TEXT TO READ:
Being “realistic” does not exempt us from faithfulness to Christ. If we tell ourselves that Jesus has called us to “change the world” then we quickly find ways to justify our violent means. But Jesus doesn’t call us to change the world — he calls us to be faithful to his ways of peace. If in our faithfulness to Jesus we happen to change the world, fine, but our first call is to remain faithful. Jesus calls us to love our enemies, not because this is an “effective tactic,” but because this is what God is like.

To the counter that sometimes violence is necessary, Zahnd replies:

If we think violence is a viable option you can be sure we will resort to it. If violence is on the table, imagination is out the window. First century Jerusalem could not imagine any other way than violent revolution against the Romans. Jesus could. Jesus not only imagined the alternative, he embodied it. On the cross. And he calls us to follow him. If we don’t know (or refuse to know) the things that make for peace, we march blindly toward another fiery Gehenna.

Zahnd’s internal monologue goes on:

“You’re not being practical.”

No, I am not.

“You’re being foolish.”

It depends on whose lens you’re looking through. I grant that there are ways of looking at what I’m saying as foolishness. But I also insist that to live Christlike in a Caesar-like world is to risk being called a fool or worse.

What Zahnd gets right that others miss is that Christians are not called to solve the world’s problems, to offer solutions as though with our worldly wisdom and worldly ways we can bring the Kingdom of God ourselves.

Rather, as Jesus said right before he ascended to the Father, we’re called to witness to the Kingdom.

That’s a very different proposition.

When Jesus leads his disciples up to the Mt of Olives in Matthew 25, they ask Jesus: When will temple be destroyed and what will be the sign of the coming age?

Rather then answer them directly, Jesus responds with a series of parables about what kind of people his People should be in order to anticipate the coming age.

And the setting for all of this is the Mt of Olives, the place where Jews believed God would begin to usher in the new age (Zechariah 14.1-5).

DATA SHOWN:
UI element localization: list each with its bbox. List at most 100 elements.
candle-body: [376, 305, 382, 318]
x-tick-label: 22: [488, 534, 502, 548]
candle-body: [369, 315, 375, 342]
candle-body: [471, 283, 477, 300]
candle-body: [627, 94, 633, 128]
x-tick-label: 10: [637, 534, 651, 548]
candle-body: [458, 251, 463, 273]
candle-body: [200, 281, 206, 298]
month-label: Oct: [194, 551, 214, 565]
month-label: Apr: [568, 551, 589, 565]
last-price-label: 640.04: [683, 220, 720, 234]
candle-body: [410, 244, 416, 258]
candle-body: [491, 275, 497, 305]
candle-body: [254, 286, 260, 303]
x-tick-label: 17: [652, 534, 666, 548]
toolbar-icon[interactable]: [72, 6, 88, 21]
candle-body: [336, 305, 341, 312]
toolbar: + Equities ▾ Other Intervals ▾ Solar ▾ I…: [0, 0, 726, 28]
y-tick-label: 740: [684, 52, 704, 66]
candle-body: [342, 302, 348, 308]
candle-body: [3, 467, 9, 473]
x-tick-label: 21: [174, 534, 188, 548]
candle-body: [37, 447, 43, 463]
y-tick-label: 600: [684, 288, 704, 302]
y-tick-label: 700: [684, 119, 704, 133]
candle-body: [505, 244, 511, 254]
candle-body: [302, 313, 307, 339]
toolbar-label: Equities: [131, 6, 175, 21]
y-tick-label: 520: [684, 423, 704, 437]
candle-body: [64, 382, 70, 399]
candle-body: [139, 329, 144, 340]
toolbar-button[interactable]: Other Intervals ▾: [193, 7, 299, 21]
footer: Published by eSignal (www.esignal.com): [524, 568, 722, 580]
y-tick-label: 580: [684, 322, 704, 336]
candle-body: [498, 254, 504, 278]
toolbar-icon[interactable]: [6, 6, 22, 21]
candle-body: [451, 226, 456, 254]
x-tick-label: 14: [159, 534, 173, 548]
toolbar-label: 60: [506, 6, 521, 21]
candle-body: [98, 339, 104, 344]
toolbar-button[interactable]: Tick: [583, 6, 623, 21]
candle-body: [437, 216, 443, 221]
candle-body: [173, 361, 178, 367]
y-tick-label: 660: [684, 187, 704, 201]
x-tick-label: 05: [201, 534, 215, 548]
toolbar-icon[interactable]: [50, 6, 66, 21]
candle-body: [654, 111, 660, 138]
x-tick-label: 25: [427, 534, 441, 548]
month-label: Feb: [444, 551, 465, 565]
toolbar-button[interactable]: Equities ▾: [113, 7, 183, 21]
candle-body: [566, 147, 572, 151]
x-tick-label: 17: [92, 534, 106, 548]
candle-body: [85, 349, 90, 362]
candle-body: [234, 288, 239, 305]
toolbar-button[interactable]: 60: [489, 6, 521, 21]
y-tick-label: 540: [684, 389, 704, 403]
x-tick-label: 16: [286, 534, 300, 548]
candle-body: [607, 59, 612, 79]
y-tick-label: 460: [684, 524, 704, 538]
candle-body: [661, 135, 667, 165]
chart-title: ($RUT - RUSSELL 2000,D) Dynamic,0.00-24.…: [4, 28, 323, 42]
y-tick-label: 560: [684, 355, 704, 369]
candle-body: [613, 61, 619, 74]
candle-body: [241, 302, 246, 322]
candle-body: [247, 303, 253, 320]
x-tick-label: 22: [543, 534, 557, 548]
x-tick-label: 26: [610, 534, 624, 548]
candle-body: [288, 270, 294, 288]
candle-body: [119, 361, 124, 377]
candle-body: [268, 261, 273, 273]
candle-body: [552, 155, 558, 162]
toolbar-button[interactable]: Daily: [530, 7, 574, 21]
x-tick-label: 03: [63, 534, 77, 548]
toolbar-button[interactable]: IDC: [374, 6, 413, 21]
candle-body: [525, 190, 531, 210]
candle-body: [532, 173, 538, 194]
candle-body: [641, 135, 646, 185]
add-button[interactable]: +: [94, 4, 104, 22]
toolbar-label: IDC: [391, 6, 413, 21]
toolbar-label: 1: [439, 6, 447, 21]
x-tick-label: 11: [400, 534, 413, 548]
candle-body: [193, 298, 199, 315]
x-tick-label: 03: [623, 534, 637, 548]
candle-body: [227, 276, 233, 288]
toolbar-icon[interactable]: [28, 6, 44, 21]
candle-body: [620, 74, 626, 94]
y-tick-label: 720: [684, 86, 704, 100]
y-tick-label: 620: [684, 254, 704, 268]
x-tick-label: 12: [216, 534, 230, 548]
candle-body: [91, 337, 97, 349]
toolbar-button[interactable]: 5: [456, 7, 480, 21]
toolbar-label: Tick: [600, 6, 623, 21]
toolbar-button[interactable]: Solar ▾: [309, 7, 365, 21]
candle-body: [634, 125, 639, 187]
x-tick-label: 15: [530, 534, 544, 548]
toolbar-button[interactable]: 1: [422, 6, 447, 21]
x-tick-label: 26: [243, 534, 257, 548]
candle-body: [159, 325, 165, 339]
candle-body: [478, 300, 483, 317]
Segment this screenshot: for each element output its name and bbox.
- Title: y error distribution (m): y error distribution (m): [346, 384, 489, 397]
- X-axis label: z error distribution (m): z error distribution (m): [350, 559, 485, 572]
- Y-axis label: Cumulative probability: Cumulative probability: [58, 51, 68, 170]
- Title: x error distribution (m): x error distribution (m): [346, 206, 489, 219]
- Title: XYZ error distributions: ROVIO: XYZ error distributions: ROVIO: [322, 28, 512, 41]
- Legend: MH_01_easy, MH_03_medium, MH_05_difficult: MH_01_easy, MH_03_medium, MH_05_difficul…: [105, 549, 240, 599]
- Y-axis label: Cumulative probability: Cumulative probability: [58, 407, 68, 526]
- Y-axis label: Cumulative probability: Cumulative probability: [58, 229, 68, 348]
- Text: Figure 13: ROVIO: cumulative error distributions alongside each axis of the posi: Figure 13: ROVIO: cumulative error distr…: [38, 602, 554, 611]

TASKS TO PERFORM:
1. From the passage on Zahnd and nonviolence, extract the text between "What Zahnd gets" and "very different proposition.", inclusive.
2. Summarize the passage on Zahnd and nonviolence in two sentences.
3. In the passage on Zahnd and nonviolence, recast the paragraph beginning "If we think violence is a viable option" as a short bulleted list that keeps its main points.

RESPONSES PER TASK:
1.
What Zahnd gets right that others miss is that Christians are not called to solve the world’s problems, to offer solutions as though with our worldly wisdom and worldly ways we can bring the Kingdom of God ourselves.

Rather, as Jesus said right before he ascended to the Father, we’re called to witness to the Kingdom.

That’s a very different proposition.

2. The passage argues that Jesus calls Christians not to change the world but to stay faithful to his ways of peace, loving enemies because that is what God is like. Zahnd warns that treating violence as an option shuts out imagination and accepts being called a fool for living Christlike, and the writer credits him with seeing that Christians are called to witness to the Kingdom rather than solve the world's problems.

3.
- If violence is seen as a viable option, we will resort to it.
- With violence on the table, imagination goes out the window.
- First-century Jerusalem could imagine only violent revolution against the Romans.
- Jesus imagined an alternative and embodied it on the cross, and he calls us to follow him.
- If we don't know, or refuse to know, the things that make for peace, we march blindly toward another fiery Gehenna.